Aim — Reproduce all the entries precisely.

Dataset entries —
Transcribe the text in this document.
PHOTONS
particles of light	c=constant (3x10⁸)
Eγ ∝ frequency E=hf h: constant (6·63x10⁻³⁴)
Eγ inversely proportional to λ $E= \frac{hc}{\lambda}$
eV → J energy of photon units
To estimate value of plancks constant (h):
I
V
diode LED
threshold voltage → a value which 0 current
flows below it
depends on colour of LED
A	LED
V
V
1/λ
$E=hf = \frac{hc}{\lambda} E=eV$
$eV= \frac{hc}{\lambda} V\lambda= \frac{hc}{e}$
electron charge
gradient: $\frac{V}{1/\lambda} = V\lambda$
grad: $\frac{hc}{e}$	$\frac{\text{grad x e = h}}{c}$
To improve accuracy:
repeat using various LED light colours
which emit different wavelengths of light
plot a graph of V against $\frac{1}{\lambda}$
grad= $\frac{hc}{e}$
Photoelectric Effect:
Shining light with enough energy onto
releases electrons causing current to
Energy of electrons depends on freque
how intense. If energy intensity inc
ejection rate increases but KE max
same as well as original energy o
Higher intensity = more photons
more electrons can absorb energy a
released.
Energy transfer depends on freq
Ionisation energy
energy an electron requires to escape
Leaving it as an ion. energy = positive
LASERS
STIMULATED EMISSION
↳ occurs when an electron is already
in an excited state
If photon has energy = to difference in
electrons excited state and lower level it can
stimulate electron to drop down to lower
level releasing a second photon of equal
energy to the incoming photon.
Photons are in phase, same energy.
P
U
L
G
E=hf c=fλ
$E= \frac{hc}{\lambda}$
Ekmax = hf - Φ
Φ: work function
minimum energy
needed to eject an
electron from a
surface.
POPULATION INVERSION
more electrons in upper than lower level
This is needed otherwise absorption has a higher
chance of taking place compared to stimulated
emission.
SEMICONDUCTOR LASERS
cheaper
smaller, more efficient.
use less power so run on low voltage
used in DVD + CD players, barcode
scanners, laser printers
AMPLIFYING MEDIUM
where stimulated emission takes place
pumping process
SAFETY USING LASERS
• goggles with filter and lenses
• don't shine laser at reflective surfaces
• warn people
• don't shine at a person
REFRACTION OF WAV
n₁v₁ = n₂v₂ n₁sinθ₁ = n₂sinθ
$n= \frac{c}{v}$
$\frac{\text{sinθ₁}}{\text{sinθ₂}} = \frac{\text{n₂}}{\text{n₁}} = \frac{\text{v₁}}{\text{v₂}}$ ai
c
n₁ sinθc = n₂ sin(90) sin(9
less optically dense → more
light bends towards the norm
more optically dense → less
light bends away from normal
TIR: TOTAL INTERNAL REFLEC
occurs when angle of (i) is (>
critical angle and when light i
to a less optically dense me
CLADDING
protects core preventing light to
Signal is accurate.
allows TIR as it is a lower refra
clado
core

Answer to the exercise —
Transcribe the text in this document.
PHOTONS
particles of light	c=constant (3x10⁸)
Eγ ∝ frequency E=hf h: constant (6·63x10⁻³⁴)
Eγ inversely proportional to λ $E= \frac{hc}{\lambda}$
eV → J energy of photon units
To estimate value of plancks constant (h):
I
V
diode LED
threshold voltage → a value which 0 current
flows below it
depends on colour of LED
A	LED
V
V
1/λ
$E=hf = \frac{hc}{\lambda} E=eV$
$eV= \frac{hc}{\lambda} V\lambda= \frac{hc}{e}$
electron charge
gradient: $\frac{V}{1/\lambda} = V\lambda$
grad: $\frac{hc}{e}$	$\frac{\text{grad x e = h}}{c}$
To improve accuracy:
repeat using various LED light colours
which emit different wavelengths of light
plot a graph of V against $\frac{1}{\lambda}$
grad= $\frac{hc}{e}$
Photoelectric Effect:
Shining light with enough energy onto
releases electrons causing current to
Energy of electrons depends on freque
how intense. If energy intensity inc
ejection rate increases but KE max
same as well as original energy o
Higher intensity = more photons
more electrons can absorb energy a
released.
Energy transfer depends on freq
Ionisation energy
energy an electron requires to escape
Leaving it as an ion. energy = positive
LASERS
STIMULATED EMISSION
↳ occurs when an electron is already
in an excited state
If photon has energy = to difference in
electrons excited state and lower level it can
stimulate electron to drop down to lower
level releasing a second photon of equal
energy to the incoming photon.
Photons are in phase, same energy.
P
U
L
G
E=hf c=fλ
$E= \frac{hc}{\lambda}$
Ekmax = hf - Φ
Φ: work function
minimum energy
needed to eject an
electron from a
surface.
POPULATION INVERSION
more electrons in upper than lower level
This is needed otherwise absorption has a higher
chance of taking place compared to stimulated
emission.
SEMICONDUCTOR LASERS
cheaper
smaller, more efficient.
use less power so run on low voltage
used in DVD + CD players, barcode
scanners, laser printers
AMPLIFYING MEDIUM
where stimulated emission takes place
pumping process
SAFETY USING LASERS
• goggles with filter and lenses
• don't shine laser at reflective surfaces
• warn people
• don't shine at a person
REFRACTION OF WAV
n₁v₁ = n₂v₂ n₁sinθ₁ = n₂sinθ
$n= \frac{c}{v}$
$\frac{\text{sinθ₁}}{\text{sinθ₂}} = \frac{\text{n₂}}{\text{n₁}} = \frac{\text{v₁}}{\text{v₂}}$ ai
c
n₁ sinθc = n₂ sin(90) sin(9
less optically dense → more
light bends towards the norm
more optically dense → less
light bends away from normal
TIR: TOTAL INTERNAL REFLEC
occurs when angle of (i) is (>
critical angle and when light i
to a less optically dense me
CLADDING
protects core preventing light to
Signal is accurate.
allows TIR as it is a lower refra
clado
core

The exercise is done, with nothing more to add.